PROBLEM TO SOLVE – Pick out and copy every line below that has the word "Theodor".
***** AVAILABLE DATA
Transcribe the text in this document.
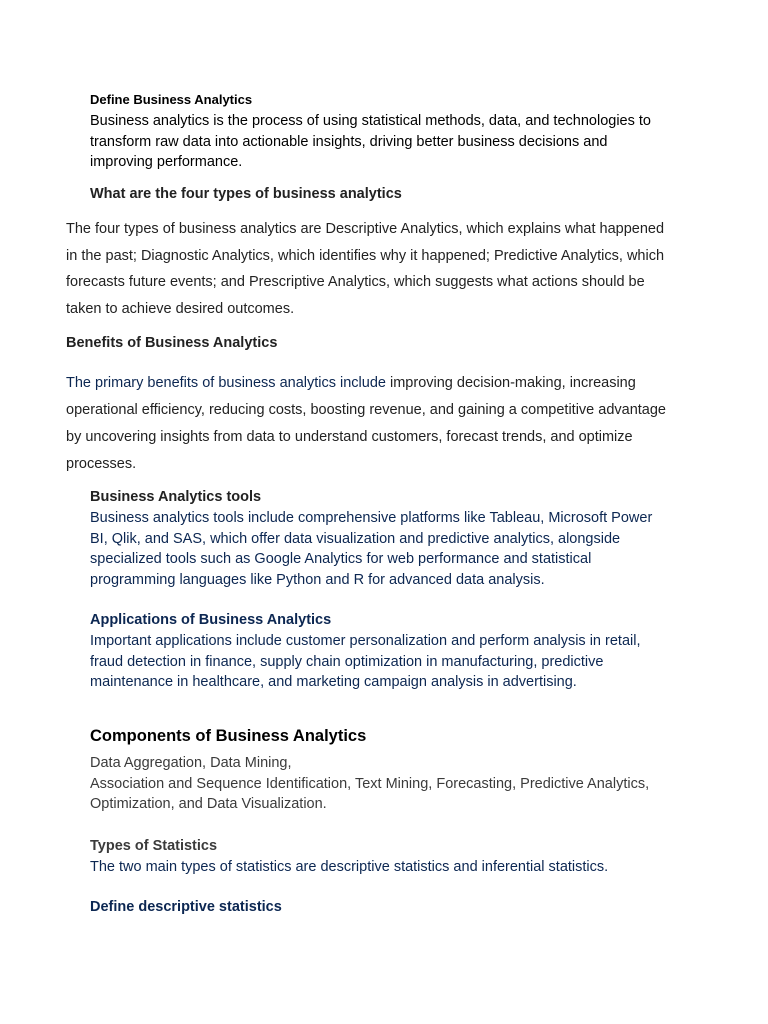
Define Business Analytics
Business analytics is the process of using statistical methods, data, and technologies to
transform raw data into actionable insights, driving better business decisions and
improving performance.
What are the four types of business analytics
The four types of business analytics are Descriptive Analytics, which explains what happened
in the past; Diagnostic Analytics, which identifies why it happened; Predictive Analytics, which
forecasts future events; and Prescriptive Analytics, which suggests what actions should be
taken to achieve desired outcomes.
Benefits of Business Analytics
The primary benefits of business analytics include improving decision-making, increasing
operational efficiency, reducing costs, boosting revenue, and gaining a competitive advantage
by uncovering insights from data to understand customers, forecast trends, and optimize
processes.
Business Analytics tools
Business analytics tools include comprehensive platforms like Tableau, Microsoft Power
BI, Qlik, and SAS, which offer data visualization and predictive analytics, alongside
specialized tools such as Google Analytics for web performance and statistical
programming languages like Python and R for advanced data analysis.
Applications of Business Analytics
Important applications include customer personalization and perform analysis in retail,
fraud detection in finance, supply chain optimization in manufacturing, predictive
maintenance in healthcare, and marketing campaign analysis in advertising.
Components of Business Analytics
Data Aggregation, Data Mining,
Association and Sequence Identification, Text Mining, Forecasting, Predictive Analytics,
Optimization, and Data Visualization.
Types of Statistics
The two main types of statistics are descriptive statistics and inferential statistics.
Define descriptive statistics
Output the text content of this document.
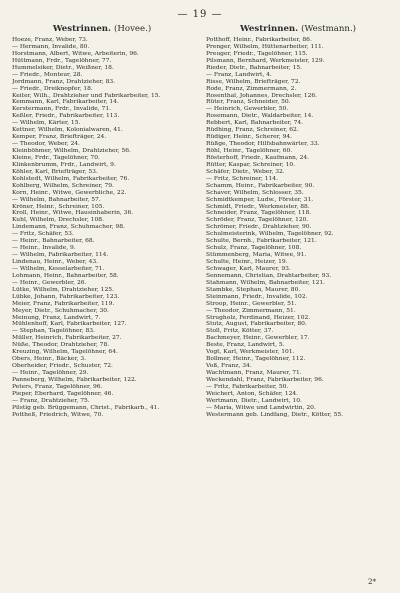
— 19 —
Westrinnen. (Hovee.)
Hoeze, Franz, Weber, 73.
— Hermann, Invalide, 80.
Horstmann, Albert, Witwe, Arbeiterin, 96.
Hüttmann, Frdr., Tagelöhner, 77.
Hummelsiker, Dietr., Weißner, 18.
— Friedr., Monteur, 28.
Jordmann, Franz, Drahtzieher, 83.
— Friedr., Dreiknopfer, 18.
Keiter, Wilh., Drahtzieher und Fabrikarbeiter, 15.
Kemmann, Karl, Fabrikarbeiter, 14.
Kerstermann, Frdr., Invalide, 71.
Keßler, Friedr., Fabrikarbeiter, 113.
— Wilhelm, Kärter, 15.
Kettner, Wilhelm, Kolonialwaren, 41.
Kemper, Franz, Briefträger, 24.
— Theodor, Weber, 24.
Kleinböhmer, Wilhelm, Drahtzieher, 56.
Kleine, Frdr., Tagelöhner, 70.
Klinkenbrumm, Frdr., Landwirt, 9.
Köhler, Karl, Briefträger, 53.
Kohlstedt, Wilhelm, Fabrikarbeiter, 76.
Kohlberg, Wilhelm, Schreiner, 79.
Korn, Heinr., Witwe, Gewerbliche, 22.
— Wilhelm, Bahnarbeiter, 57.
Kröner, Heinr., Schreiner, 105.
Kroll, Heinr., Witwe, Hausinhaberin, 36.
Kuhl, Wilhelm, Drechsler, 108.
Lindemann, Franz, Schuhmacher, 98.
— Fritz, Schäfer, 53.
— Heinr., Bahnarbeiter, 68.
— Heinr., Invalide, 9.
— Wilhelm, Fabrikarbeiter, 114.
Lindenau, Heinr., Weber, 43.
— Wilhelm, Kesselarbeiter, 71.
Lohmann, Heinr., Bahnarbeiter, 58.
— Heinr., Gewerbler, 26.
Lütke, Wilhelm, Drahtzieher, 125.
Lübke, Johann, Fabrikarbeiter, 123.
Meier, Franz, Fabrikarbeiter, 119.
Meyer, Dietr., Schuhmacher, 30.
Meinung, Franz, Landwirt, 7.
Mühlenhoff, Karl, Fabrikarbeiter, 127.
— Stephan, Tagelöhner, 83.
Müller, Heinrich, Fabrikarbeiter, 27.
Nüße, Theodor, Drahtzieher, 78.
Kreuzing, Wilhelm, Tagelöhner, 64.
Obers, Heinr., Bäcker, 3.
Oberheider, Friedr., Schuster, 72.
— Heinr., Tagelöhner, 29.
Panneberg, Wilhelm, Fabrikarbeiter, 122.
Peters, Franz, Tagelöhner, 96.
Pieper, Eberhard, Tagelöhner, 46.
— Franz, Drahtzieher, 75.
Pilstig geb. Brüggemann, Christ., Fabrikarb., 41.
Pottheß, Friedrich, Witwe, 70.
Westrinnen. (Westmann.)
Potthoff, Heinr., Fabrikarbeiter, 86.
Prenger, Wilhelm, Hüttenarbeiter, 111.
Preuger, Friedr., Tagelöhner, 115.
Pilsmann, Bernhard, Werkmeister, 129.
Rieder, Dietr., Bahnarbeiter, 15.
— Franz, Landwirt, 4.
Risse, Wilhelm, Briefträger, 72.
Rode, Franz, Zimmermann, 2.
Rosenthal, Johannes, Drechsler, 126.
Rüter, Franz, Schneider, 50.
— Heinrich, Gewerbler, 50.
Rosemann, Dietr., Waldarbeiter, 14.
Rebbert, Karl, Bahnarbeiter, 74.
Rüdhing, Franz, Schreiner, 62.
Rüdiger, Heinr., Scherer, 94.
Rüßge, Theodor, Hilfsbahnwärter, 33.
Röhl, Heinr., Tagelöhner, 60.
Rösterhoff, Friedr., Kaufmann, 24.
Rütter, Kaspar, Schreiner, 10.
Schäfer, Dietr., Weber, 32.
— Fritz, Schreiner, 114.
Schamm, Heinr., Fabrikarbeiter, 90.
Schaver, Wilhelm, Schlosser, 35.
Schmidtkemper, Ludw., Förster, 31.
Schmidt, Friedr., Werkmeister, 88.
Schneider, Franz, Tagelöhner, 118.
Schröder, Franz, Tagelöhner, 120.
Schrömer, Friedr., Drahtzieher, 90.
Schulmeisterink, Wilhelm, Tagelöhner, 92.
Schulte, Bernh., Fabrikarbeiter, 121.
Schulz, Franz, Tagelöhner, 108.
Stümmenberg, Maria, Witwe, 91.
Schulte, Heinr., Heizer, 19.
Schwager, Karl, Maurer, 93.
Sennemann, Christian, Drahtarbeiter, 93.
Stahmann, Wilhelm, Bahnarbeiter, 121.
Stambke, Stephan, Maurer, 80.
Steinmann, Friedr., Invalide, 102.
Stroop, Heinr., Gewerbler, 51.
— Theodor, Zimmermann, 51.
Strugholz, Ferdinand, Heizer, 102.
Stutz, August, Fabrikarbeiter, 80.
Stoll, Fritz, Kötter, 37.
Bachmeyer, Heinr., Gewerbler, 17.
Beste, Franz, Landwirt, 5.
Vogt, Karl, Werkmeister, 101.
Bollmer, Heinr., Tagelöhner, 112.
Voß, Franz, 34.
Wachtmann, Franz, Maurer, 71.
Weckendahl, Franz, Fabrikarbeiter, 96.
— Fritz, Fabrikarbeiter, 50.
Weichert, Anton, Schäfer, 124.
Wertmann, Dietr., Landwirt, 10.
— Maria, Witwe und Landwirtin, 20.
Westermann geb. Lindfang, Dietr., Kötter, 55.
2*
**********
WRITTEN RESPONSE –
— Theodor, Weber, 24.
Nüße, Theodor, Drahtzieher, 78.
Rüßge, Theodor, Hilfsbahnwärter, 33.
— Theodor, Zimmermann, 51.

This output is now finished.